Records
·····
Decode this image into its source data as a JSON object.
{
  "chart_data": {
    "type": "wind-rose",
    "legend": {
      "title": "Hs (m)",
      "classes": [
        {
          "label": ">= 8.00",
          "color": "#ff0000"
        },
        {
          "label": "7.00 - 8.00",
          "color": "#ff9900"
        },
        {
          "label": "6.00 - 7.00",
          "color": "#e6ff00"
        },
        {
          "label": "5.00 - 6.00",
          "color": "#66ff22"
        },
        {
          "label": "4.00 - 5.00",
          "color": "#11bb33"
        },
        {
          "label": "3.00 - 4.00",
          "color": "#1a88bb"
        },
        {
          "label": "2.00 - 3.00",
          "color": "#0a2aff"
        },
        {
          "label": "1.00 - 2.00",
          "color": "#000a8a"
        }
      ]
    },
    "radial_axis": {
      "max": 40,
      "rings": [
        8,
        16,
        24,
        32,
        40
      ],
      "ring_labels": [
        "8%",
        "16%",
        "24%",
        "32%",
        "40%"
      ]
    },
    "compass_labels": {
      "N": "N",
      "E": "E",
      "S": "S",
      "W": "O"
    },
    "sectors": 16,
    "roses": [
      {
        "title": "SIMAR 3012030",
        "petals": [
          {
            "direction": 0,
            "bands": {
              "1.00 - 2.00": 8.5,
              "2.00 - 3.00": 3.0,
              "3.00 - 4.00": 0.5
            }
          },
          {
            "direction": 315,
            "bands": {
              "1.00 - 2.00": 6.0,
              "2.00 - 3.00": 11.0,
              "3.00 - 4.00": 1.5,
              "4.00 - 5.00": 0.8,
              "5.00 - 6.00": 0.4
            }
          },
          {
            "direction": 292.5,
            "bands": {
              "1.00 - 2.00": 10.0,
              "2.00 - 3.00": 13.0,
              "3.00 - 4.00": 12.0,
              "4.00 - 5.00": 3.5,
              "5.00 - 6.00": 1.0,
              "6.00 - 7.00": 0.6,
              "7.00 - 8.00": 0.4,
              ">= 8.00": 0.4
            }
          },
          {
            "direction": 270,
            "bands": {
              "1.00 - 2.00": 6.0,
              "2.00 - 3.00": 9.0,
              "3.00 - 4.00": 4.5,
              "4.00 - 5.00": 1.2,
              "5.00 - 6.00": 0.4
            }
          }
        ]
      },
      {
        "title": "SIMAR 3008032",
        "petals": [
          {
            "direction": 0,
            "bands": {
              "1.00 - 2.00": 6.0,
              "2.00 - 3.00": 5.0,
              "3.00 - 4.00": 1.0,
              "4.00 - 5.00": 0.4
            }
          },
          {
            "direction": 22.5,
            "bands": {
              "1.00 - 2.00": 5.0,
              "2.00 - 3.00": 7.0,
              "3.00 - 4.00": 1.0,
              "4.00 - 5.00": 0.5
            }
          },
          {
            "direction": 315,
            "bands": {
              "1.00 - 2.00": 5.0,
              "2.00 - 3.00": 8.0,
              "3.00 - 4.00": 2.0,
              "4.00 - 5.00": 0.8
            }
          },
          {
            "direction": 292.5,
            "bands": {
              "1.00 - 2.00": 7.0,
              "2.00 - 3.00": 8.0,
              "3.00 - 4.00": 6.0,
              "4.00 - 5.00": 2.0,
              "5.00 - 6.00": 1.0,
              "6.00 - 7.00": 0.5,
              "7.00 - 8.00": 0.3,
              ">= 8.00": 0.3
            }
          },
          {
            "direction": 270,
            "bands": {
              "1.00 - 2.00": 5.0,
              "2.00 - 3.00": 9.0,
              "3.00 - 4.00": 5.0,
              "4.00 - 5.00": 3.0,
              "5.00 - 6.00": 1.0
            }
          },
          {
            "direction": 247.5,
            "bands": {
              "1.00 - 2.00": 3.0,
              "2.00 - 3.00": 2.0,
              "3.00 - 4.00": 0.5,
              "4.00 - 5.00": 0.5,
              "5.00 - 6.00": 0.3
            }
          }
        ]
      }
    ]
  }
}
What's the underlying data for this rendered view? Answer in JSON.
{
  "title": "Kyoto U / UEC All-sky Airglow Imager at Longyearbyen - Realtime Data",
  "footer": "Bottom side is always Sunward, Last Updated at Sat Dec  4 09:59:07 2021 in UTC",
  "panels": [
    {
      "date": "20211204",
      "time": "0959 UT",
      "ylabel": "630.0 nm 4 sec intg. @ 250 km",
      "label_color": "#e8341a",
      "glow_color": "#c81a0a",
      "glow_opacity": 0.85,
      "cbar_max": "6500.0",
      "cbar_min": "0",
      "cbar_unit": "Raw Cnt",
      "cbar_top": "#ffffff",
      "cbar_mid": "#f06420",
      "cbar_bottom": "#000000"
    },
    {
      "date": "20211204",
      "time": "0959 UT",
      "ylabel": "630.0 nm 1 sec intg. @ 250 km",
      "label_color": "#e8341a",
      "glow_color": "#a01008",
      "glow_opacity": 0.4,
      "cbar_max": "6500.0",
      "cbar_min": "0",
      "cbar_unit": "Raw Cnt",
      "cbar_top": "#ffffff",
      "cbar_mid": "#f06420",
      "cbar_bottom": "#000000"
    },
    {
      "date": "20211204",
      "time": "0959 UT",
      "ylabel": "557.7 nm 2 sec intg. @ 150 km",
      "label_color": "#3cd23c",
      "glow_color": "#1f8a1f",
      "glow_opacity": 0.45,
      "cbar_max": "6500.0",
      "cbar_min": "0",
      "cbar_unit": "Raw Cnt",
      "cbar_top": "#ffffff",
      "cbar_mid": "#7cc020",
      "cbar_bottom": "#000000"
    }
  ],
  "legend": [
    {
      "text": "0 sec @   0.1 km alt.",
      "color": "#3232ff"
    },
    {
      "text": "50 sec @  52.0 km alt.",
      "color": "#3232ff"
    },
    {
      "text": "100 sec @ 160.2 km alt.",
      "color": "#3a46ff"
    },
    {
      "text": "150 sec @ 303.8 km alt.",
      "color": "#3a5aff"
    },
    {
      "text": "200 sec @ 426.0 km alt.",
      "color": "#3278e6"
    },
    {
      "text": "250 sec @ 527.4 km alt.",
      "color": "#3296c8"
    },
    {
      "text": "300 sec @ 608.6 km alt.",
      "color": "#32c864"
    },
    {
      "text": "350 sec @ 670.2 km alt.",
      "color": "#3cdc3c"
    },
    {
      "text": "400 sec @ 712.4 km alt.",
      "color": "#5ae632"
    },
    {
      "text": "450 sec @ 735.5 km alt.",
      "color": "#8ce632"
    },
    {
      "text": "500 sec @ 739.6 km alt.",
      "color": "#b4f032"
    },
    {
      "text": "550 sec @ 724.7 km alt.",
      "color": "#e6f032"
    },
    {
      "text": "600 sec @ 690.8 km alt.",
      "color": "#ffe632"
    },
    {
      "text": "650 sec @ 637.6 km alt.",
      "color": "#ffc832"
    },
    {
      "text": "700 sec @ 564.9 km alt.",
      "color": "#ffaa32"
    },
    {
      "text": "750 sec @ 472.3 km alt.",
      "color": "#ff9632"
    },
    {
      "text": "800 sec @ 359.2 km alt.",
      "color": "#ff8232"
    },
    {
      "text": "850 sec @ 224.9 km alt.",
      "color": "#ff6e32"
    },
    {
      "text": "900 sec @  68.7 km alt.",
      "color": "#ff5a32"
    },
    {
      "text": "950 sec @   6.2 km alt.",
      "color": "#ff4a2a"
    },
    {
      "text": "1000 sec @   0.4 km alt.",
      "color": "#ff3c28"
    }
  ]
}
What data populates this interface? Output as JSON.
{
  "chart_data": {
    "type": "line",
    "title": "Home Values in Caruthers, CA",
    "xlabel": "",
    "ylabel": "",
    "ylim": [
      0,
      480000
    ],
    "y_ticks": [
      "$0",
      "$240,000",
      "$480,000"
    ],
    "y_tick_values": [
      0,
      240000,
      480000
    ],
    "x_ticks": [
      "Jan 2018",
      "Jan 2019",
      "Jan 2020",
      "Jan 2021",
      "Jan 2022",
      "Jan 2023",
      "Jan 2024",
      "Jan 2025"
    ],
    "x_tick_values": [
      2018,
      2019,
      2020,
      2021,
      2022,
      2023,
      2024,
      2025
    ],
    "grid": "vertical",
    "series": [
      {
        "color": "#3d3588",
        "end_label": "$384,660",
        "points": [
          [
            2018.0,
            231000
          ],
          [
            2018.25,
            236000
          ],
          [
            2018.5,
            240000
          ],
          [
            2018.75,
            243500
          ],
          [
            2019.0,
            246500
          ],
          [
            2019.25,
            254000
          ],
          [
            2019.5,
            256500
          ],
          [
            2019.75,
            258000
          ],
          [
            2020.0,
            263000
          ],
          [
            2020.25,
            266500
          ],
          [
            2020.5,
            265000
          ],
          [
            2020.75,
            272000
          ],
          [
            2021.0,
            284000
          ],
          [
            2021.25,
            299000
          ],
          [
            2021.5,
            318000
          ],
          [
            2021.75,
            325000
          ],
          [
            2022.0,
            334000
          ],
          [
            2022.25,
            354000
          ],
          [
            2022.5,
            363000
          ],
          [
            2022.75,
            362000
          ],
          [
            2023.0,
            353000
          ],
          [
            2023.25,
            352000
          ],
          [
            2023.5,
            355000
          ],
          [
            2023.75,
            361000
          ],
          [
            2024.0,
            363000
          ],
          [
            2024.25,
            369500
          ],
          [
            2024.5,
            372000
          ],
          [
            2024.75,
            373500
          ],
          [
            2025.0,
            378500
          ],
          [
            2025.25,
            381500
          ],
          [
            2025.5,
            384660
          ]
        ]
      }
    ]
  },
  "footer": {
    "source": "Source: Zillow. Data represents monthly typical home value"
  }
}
·····
» PROBLEM REQUIREMENTS
Track down the lines that include the word "intg" and copy them.

» EXERCISE RESULT
      "ylabel": "630.0 nm 4 sec intg. @ 250 km",
      "ylabel": "630.0 nm 1 sec intg. @ 250 km",
      "ylabel": "557.7 nm 2 sec intg. @ 150 km",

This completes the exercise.